Aim: Below is some material; transcribe all of it exactly.

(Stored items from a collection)
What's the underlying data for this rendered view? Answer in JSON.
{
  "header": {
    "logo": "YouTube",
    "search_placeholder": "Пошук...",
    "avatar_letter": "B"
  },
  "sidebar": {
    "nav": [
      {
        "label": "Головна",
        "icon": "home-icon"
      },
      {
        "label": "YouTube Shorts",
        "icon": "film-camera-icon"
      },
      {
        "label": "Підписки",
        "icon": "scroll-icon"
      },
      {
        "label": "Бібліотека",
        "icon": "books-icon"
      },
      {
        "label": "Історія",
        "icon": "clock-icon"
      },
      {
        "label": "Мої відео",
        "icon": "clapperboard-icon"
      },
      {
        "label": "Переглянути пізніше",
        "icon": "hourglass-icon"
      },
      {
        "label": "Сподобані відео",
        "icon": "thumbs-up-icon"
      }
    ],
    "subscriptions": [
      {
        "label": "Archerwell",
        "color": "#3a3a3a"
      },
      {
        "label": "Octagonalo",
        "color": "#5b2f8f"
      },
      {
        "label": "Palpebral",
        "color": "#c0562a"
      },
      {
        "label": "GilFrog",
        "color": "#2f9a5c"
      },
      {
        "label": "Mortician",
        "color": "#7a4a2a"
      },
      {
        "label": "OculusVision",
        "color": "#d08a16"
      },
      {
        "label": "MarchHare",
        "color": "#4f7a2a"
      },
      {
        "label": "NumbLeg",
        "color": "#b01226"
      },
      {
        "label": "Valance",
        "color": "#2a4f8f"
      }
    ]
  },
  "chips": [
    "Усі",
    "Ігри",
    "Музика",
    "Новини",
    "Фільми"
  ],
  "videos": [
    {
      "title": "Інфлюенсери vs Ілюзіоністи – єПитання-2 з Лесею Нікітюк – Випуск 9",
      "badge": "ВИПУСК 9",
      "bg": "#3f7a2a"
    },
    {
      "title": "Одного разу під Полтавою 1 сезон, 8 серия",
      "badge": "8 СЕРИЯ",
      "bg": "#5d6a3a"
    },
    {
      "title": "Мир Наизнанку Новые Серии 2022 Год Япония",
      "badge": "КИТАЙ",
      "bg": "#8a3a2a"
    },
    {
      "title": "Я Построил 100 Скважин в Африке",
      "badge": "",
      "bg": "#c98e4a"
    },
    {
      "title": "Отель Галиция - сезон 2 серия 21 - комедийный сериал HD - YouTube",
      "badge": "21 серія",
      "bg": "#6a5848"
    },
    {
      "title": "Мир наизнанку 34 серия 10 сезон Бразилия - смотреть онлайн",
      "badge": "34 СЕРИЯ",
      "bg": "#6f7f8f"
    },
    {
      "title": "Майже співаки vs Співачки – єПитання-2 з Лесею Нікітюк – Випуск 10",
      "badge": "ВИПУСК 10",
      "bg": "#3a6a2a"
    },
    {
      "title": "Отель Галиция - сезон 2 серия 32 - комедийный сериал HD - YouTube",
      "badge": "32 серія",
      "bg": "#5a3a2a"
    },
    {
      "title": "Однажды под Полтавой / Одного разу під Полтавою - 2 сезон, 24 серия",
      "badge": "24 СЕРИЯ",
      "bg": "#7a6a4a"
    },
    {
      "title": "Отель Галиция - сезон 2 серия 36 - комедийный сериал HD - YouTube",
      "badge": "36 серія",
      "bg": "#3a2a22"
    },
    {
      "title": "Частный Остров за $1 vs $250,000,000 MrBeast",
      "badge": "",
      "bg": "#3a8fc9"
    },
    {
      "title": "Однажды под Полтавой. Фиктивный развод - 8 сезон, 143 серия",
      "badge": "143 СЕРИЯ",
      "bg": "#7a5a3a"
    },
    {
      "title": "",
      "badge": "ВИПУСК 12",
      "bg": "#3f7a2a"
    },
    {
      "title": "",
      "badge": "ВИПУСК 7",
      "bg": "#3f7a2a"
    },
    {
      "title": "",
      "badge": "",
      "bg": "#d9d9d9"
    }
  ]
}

Full solution:
What's the underlying data for this rendered view? Answer in JSON.
{
  "header": {
    "logo": "YouTube",
    "search_placeholder": "Пошук...",
    "avatar_letter": "B"
  },
  "sidebar": {
    "nav": [
      {
        "label": "Головна",
        "icon": "home-icon"
      },
      {
        "label": "YouTube Shorts",
        "icon": "film-camera-icon"
      },
      {
        "label": "Підписки",
        "icon": "scroll-icon"
      },
      {
        "label": "Бібліотека",
        "icon": "books-icon"
      },
      {
        "label": "Історія",
        "icon": "clock-icon"
      },
      {
        "label": "Мої відео",
        "icon": "clapperboard-icon"
      },
      {
        "label": "Переглянути пізніше",
        "icon": "hourglass-icon"
      },
      {
        "label": "Сподобані відео",
        "icon": "thumbs-up-icon"
      }
    ],
    "subscriptions": [
      {
        "label": "Archerwell",
        "color": "#3a3a3a"
      },
      {
        "label": "Octagonalo",
        "color": "#5b2f8f"
      },
      {
        "label": "Palpebral",
        "color": "#c0562a"
      },
      {
        "label": "GilFrog",
        "color": "#2f9a5c"
      },
      {
        "label": "Mortician",
        "color": "#7a4a2a"
      },
      {
        "label": "OculusVision",
        "color": "#d08a16"
      },
      {
        "label": "MarchHare",
        "color": "#4f7a2a"
      },
      {
        "label": "NumbLeg",
        "color": "#b01226"
      },
      {
        "label": "Valance",
        "color": "#2a4f8f"
      }
    ]
  },
  "chips": [
    "Усі",
    "Ігри",
    "Музика",
    "Новини",
    "Фільми"
  ],
  "videos": [
    {
      "title": "Інфлюенсери vs Ілюзіоністи – єПитання-2 з Лесею Нікітюк – Випуск 9",
      "badge": "ВИПУСК 9",
      "bg": "#3f7a2a"
    },
    {
      "title": "Одного разу під Полтавою 1 сезон, 8 серия",
      "badge": "8 СЕРИЯ",
      "bg": "#5d6a3a"
    },
    {
      "title": "Мир Наизнанку Новые Серии 2022 Год Япония",
      "badge": "КИТАЙ",
      "bg": "#8a3a2a"
    },
    {
      "title": "Я Построил 100 Скважин в Африке",
      "badge": "",
      "bg": "#c98e4a"
    },
    {
      "title": "Отель Галиция - сезон 2 серия 21 - комедийный сериал HD - YouTube",
      "badge": "21 серія",
      "bg": "#6a5848"
    },
    {
      "title": "Мир наизнанку 34 серия 10 сезон Бразилия - смотреть онлайн",
      "badge": "34 СЕРИЯ",
      "bg": "#6f7f8f"
    },
    {
      "title": "Майже співаки vs Співачки – єПитання-2 з Лесею Нікітюк – Випуск 10",
      "badge": "ВИПУСК 10",
      "bg": "#3a6a2a"
    },
    {
      "title": "Отель Галиция - сезон 2 серия 32 - комедийный сериал HD - YouTube",
      "badge": "32 серія",
      "bg": "#5a3a2a"
    },
    {
      "title": "Однажды под Полтавой / Одного разу під Полтавою - 2 сезон, 24 серия",
      "badge": "24 СЕРИЯ",
      "bg": "#7a6a4a"
    },
    {
      "title": "Отель Галиция - сезон 2 серия 36 - комедийный сериал HD - YouTube",
      "badge": "36 серія",
      "bg": "#3a2a22"
    },
    {
      "title": "Частный Остров за $1 vs $250,000,000 MrBeast",
      "badge": "",
      "bg": "#3a8fc9"
    },
    {
      "title": "Однажды под Полтавой. Фиктивный развод - 8 сезон, 143 серия",
      "badge": "143 СЕРИЯ",
      "bg": "#7a5a3a"
    },
    {
      "title": "",
      "badge": "ВИПУСК 12",
      "bg": "#3f7a2a"
    },
    {
      "title": "",
      "badge": "ВИПУСК 7",
      "bg": "#3f7a2a"
    },
    {
      "title": "",
      "badge": "",
      "bg": "#d9d9d9"
    }
  ]
}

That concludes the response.